# REQUIREMENT
Pictures in the records should not be copied, but every other part must be repeated exactly.

# ENTRIES PROVIDED

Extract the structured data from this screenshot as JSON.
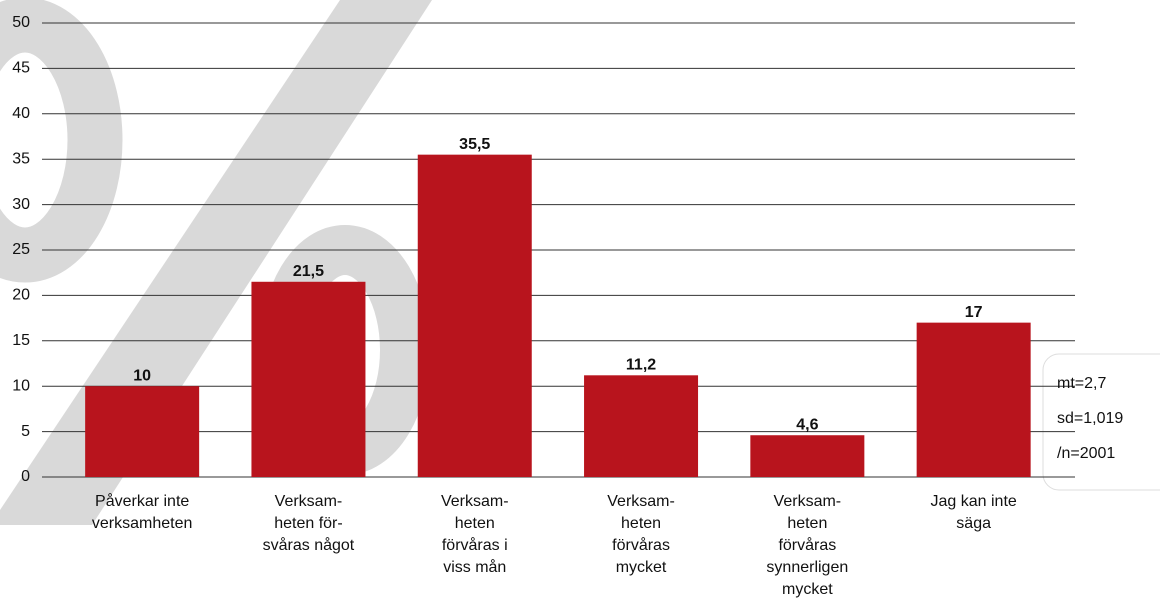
{
  "chart_data": {
    "type": "bar",
    "categories": [
      [
        "Påverkar inte",
        "verksamheten"
      ],
      [
        "Verksam-",
        "heten för-",
        "svåras något"
      ],
      [
        "Verksam-",
        "heten",
        "förvåras i",
        "viss mån"
      ],
      [
        "Verksam-",
        "heten",
        "förvåras",
        "mycket"
      ],
      [
        "Verksam-",
        "heten",
        "förvåras",
        "synnerligen",
        "mycket"
      ],
      [
        "Jag kan inte",
        "säga"
      ]
    ],
    "values": [
      10,
      21.5,
      35.5,
      11.2,
      4.6,
      17
    ],
    "value_labels": [
      "10",
      "21,5",
      "35,5",
      "11,2",
      "4,6",
      "17"
    ],
    "color": "#b8141d",
    "ylim": [
      0,
      50
    ],
    "yticks": [
      0,
      5,
      10,
      15,
      20,
      25,
      30,
      35,
      40,
      45,
      50
    ],
    "grid": true,
    "annotations": [
      "mt=2,7",
      "sd=1,019",
      "/n=2001"
    ]
  }
}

# RESPONSE TO THE EXERCISE
Extract the structured data from this screenshot as JSON.
{
  "chart_data": {
    "type": "bar",
    "categories": [
      [
        "Påverkar inte",
        "verksamheten"
      ],
      [
        "Verksam-",
        "heten för-",
        "svåras något"
      ],
      [
        "Verksam-",
        "heten",
        "förvåras i",
        "viss mån"
      ],
      [
        "Verksam-",
        "heten",
        "förvåras",
        "mycket"
      ],
      [
        "Verksam-",
        "heten",
        "förvåras",
        "synnerligen",
        "mycket"
      ],
      [
        "Jag kan inte",
        "säga"
      ]
    ],
    "values": [
      10,
      21.5,
      35.5,
      11.2,
      4.6,
      17
    ],
    "value_labels": [
      "10",
      "21,5",
      "35,5",
      "11,2",
      "4,6",
      "17"
    ],
    "color": "#b8141d",
    "ylim": [
      0,
      50
    ],
    "yticks": [
      0,
      5,
      10,
      15,
      20,
      25,
      30,
      35,
      40,
      45,
      50
    ],
    "grid": true,
    "annotations": [
      "mt=2,7",
      "sd=1,019",
      "/n=2001"
    ]
  }
}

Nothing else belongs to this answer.